DATASET EXTRACT –
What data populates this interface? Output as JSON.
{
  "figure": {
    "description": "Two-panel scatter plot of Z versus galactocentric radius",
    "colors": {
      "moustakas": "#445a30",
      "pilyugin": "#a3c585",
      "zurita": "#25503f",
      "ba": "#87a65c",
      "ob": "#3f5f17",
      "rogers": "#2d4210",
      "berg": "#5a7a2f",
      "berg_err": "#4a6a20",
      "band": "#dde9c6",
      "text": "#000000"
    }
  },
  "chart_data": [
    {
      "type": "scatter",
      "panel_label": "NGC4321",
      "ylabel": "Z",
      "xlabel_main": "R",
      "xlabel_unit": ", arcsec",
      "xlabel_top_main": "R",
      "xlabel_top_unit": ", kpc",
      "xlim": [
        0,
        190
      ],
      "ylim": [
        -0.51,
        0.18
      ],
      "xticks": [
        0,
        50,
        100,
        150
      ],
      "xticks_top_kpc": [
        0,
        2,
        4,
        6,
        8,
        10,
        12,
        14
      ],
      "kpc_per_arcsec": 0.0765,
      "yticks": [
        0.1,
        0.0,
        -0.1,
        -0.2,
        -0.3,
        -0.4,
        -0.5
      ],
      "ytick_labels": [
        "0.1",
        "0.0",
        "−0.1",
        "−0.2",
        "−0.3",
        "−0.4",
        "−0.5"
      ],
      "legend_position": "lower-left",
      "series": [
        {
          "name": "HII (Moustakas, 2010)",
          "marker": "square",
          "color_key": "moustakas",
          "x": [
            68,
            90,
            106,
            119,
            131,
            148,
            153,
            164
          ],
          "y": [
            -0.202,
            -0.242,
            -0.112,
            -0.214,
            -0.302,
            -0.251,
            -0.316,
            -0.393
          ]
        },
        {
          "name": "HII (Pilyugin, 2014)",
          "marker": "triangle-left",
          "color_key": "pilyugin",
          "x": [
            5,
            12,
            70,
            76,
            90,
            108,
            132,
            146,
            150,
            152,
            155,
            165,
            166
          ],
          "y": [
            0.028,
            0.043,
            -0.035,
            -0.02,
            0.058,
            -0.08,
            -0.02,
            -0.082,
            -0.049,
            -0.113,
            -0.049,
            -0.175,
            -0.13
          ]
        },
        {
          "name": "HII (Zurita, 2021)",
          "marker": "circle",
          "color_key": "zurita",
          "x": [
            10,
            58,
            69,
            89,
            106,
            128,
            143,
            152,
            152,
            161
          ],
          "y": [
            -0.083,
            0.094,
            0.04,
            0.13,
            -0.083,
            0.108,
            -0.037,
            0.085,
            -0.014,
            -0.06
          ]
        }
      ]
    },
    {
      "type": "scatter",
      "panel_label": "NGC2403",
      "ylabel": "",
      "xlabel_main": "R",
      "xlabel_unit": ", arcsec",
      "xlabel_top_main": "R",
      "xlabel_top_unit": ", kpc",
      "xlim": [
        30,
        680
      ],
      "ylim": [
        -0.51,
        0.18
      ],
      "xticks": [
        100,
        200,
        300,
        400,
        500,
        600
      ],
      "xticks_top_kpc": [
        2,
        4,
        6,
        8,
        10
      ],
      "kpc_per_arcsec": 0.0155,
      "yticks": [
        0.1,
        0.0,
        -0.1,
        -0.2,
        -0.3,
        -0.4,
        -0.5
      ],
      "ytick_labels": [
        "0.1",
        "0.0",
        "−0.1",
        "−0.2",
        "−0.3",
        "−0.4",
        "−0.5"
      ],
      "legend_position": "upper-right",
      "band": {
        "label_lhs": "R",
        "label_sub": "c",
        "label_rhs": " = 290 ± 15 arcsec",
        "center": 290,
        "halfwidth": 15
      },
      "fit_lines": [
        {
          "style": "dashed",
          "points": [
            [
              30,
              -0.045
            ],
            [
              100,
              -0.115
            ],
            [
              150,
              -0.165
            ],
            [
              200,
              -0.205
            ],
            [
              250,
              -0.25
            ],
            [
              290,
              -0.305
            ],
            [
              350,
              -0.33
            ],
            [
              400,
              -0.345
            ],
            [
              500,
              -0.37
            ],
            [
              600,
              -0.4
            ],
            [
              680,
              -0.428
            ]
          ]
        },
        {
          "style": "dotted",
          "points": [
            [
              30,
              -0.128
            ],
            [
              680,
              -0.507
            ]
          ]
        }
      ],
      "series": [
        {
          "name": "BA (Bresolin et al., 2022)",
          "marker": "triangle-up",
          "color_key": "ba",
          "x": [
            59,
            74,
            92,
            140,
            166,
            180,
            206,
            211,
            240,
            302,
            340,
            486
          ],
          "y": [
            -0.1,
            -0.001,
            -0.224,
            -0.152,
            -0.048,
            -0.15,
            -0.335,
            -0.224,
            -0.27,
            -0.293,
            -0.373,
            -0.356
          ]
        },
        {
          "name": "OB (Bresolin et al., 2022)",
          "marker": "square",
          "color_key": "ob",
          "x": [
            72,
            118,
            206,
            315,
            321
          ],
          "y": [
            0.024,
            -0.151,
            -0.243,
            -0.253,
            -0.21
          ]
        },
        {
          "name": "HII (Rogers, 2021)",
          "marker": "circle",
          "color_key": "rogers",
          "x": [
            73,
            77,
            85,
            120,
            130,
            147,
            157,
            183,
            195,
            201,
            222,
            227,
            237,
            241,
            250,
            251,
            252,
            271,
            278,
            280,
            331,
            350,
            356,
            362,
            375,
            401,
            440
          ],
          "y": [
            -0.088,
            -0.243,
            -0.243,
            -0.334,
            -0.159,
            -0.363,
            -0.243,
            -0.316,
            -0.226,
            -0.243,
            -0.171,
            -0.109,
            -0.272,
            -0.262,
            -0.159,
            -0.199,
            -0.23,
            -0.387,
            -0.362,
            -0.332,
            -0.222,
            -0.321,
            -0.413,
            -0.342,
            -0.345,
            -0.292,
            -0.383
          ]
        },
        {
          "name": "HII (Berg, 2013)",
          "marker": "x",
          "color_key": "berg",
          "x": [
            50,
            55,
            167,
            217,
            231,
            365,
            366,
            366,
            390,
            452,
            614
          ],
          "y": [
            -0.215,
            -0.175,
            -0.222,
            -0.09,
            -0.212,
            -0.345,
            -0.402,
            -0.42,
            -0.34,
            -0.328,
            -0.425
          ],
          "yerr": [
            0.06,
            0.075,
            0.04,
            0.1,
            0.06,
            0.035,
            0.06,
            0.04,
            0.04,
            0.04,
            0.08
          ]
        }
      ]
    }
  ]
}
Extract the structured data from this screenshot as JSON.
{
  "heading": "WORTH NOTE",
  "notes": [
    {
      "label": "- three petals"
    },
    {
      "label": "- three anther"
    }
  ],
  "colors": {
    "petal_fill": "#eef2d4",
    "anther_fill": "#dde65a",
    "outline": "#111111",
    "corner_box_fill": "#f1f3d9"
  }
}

EXERCISE DESCRIPTION –
Pull every line containing "three" out of the data above.

RESULT FOR THIS TASK –
      "label": "- three petals"
      "label": "- three anther"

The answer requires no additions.